Exercise instructions —
Return the lines below that carry the word "this".

Dataset excerpts —
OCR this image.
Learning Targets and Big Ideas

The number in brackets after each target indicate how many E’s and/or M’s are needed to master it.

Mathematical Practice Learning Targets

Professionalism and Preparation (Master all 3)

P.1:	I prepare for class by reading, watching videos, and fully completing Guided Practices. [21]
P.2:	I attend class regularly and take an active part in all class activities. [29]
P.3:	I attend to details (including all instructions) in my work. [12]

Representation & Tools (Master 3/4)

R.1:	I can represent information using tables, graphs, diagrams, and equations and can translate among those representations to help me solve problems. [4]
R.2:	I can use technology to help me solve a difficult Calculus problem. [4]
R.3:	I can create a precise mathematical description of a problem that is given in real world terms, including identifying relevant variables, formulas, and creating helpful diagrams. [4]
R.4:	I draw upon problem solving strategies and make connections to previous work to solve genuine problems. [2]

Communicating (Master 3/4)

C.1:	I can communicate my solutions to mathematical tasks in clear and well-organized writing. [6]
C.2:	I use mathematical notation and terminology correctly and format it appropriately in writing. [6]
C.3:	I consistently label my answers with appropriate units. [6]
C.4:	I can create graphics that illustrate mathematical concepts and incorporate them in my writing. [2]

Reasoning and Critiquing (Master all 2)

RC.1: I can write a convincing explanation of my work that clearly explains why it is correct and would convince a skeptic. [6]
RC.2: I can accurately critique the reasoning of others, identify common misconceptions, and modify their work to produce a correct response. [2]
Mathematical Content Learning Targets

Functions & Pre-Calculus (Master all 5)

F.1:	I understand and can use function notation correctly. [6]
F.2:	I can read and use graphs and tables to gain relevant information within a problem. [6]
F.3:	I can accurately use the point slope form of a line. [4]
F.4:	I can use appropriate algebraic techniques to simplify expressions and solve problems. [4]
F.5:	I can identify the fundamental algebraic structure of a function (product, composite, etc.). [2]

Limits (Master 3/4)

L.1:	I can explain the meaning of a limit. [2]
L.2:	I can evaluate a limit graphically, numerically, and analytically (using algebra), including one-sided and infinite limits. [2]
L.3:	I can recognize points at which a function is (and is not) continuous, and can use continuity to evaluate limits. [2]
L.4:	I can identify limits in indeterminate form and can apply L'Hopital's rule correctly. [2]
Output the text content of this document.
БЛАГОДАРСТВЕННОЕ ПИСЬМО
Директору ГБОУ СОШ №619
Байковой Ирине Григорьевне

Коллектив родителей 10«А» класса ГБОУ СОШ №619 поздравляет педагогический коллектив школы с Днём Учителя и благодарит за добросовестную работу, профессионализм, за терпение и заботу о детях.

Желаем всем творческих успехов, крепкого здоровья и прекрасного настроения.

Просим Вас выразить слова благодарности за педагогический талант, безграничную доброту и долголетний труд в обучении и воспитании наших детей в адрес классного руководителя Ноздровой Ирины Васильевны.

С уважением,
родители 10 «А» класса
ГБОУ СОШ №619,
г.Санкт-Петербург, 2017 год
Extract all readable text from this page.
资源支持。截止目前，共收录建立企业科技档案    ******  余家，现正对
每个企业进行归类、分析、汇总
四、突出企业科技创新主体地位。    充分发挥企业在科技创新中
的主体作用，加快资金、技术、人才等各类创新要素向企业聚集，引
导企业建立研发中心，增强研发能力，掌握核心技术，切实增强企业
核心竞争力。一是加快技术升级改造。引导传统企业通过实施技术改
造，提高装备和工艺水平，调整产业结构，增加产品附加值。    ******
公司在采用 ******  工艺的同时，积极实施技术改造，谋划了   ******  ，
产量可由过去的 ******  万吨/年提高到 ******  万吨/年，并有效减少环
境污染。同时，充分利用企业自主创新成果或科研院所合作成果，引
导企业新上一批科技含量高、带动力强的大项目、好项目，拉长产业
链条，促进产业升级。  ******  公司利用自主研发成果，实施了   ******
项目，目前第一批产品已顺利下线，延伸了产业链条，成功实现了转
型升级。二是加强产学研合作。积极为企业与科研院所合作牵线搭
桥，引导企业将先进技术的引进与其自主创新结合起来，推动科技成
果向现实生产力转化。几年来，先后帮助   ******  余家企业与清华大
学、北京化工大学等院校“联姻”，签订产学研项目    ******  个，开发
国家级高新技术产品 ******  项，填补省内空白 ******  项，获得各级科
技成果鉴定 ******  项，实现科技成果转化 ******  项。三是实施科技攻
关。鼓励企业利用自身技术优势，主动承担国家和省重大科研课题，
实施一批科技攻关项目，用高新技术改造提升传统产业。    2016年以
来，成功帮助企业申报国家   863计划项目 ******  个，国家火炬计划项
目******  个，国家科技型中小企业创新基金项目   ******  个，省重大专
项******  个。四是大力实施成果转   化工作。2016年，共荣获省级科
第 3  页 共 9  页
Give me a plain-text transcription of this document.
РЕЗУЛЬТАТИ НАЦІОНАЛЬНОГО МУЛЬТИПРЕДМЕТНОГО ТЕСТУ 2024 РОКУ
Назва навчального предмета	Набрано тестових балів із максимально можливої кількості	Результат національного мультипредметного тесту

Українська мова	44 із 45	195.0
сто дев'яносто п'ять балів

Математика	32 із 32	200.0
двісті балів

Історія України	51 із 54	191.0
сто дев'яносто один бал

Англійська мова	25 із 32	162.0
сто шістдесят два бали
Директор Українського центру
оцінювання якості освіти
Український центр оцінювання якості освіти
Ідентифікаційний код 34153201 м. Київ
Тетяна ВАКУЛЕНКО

Expected answer —
OCR this image.
Output the text content of this document.
Extract all readable text from this page.
Give me a plain-text transcription of this document.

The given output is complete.